◆ Data for this exercise ◆
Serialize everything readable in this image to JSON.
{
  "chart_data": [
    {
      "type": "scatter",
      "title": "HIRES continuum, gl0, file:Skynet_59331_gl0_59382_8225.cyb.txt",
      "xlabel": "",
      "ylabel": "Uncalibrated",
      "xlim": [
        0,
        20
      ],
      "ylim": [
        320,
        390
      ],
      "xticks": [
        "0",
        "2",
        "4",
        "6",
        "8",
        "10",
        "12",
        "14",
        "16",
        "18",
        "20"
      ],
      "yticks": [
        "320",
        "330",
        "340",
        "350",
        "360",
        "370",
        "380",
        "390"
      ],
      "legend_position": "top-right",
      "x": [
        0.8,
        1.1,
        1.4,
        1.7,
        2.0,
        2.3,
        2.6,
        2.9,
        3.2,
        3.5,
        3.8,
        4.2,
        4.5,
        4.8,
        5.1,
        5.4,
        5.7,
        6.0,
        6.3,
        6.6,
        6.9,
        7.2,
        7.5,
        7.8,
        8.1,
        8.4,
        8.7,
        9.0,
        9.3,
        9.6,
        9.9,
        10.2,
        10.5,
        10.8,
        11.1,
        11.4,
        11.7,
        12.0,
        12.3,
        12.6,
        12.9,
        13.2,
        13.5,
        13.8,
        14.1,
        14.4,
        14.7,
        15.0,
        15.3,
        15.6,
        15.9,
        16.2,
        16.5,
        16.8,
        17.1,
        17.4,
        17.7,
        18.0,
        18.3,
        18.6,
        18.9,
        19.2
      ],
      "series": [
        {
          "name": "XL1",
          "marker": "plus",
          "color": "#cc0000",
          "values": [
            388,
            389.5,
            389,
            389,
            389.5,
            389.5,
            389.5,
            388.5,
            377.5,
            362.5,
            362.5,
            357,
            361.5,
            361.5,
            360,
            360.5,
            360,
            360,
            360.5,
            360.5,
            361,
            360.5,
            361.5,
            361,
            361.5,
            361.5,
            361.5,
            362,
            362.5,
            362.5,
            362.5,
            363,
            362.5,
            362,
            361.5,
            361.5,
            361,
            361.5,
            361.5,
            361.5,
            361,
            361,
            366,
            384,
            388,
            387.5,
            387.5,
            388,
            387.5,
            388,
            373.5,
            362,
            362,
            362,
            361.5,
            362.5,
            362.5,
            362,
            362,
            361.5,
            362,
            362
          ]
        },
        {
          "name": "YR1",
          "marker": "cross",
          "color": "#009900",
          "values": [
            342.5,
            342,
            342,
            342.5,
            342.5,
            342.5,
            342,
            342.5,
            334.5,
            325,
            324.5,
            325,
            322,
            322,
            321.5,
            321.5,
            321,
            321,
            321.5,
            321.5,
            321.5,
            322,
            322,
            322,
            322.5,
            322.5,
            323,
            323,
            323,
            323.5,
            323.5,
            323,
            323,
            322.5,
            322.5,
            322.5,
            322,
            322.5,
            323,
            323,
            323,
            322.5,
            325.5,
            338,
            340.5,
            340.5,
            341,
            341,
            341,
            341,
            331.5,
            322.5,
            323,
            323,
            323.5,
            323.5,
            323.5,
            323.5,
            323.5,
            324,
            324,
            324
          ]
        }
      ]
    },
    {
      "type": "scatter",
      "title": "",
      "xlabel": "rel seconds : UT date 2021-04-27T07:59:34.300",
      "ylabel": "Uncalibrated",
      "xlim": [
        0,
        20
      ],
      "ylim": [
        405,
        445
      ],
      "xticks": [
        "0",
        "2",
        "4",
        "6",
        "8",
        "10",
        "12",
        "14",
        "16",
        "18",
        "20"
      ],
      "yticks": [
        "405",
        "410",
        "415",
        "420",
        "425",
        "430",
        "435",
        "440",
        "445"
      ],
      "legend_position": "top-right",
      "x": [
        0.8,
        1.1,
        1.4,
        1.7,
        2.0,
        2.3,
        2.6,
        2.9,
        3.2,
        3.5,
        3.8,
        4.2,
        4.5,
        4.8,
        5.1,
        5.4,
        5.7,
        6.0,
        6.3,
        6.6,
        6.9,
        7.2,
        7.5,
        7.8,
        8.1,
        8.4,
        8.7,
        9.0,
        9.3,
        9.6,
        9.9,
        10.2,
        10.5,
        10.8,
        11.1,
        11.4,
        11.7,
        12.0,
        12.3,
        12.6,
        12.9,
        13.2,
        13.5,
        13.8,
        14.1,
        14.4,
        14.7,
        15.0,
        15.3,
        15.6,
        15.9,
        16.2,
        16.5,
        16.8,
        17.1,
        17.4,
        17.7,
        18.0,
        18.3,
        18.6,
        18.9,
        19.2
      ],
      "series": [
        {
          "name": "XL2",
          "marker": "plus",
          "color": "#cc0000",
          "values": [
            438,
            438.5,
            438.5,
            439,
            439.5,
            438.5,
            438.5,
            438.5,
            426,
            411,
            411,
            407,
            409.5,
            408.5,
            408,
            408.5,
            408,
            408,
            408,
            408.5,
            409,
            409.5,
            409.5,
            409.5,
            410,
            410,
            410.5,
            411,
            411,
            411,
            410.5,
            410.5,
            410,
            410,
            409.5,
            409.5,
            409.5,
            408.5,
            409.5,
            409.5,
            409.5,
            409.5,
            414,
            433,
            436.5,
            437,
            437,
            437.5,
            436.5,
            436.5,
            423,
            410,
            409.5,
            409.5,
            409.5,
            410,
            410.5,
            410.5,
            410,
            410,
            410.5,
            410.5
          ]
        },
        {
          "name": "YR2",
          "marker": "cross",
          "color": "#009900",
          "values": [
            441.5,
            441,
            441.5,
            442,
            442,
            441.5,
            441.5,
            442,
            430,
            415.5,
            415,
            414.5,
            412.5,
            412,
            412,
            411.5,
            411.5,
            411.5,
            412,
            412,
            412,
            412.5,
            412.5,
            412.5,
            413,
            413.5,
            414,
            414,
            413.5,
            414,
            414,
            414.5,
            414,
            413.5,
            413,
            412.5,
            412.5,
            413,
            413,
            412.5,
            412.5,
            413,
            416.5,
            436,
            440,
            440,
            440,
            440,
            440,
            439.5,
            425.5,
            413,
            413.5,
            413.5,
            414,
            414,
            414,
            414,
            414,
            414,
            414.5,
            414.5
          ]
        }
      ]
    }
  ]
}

◆ Task prompt ◆
Using the records above, pull out each line where the word "xlabel" occurs.

◆ Final result ◆
      "xlabel": "",
      "xlabel": "rel seconds : UT date 2021-04-27T07:59:34.300",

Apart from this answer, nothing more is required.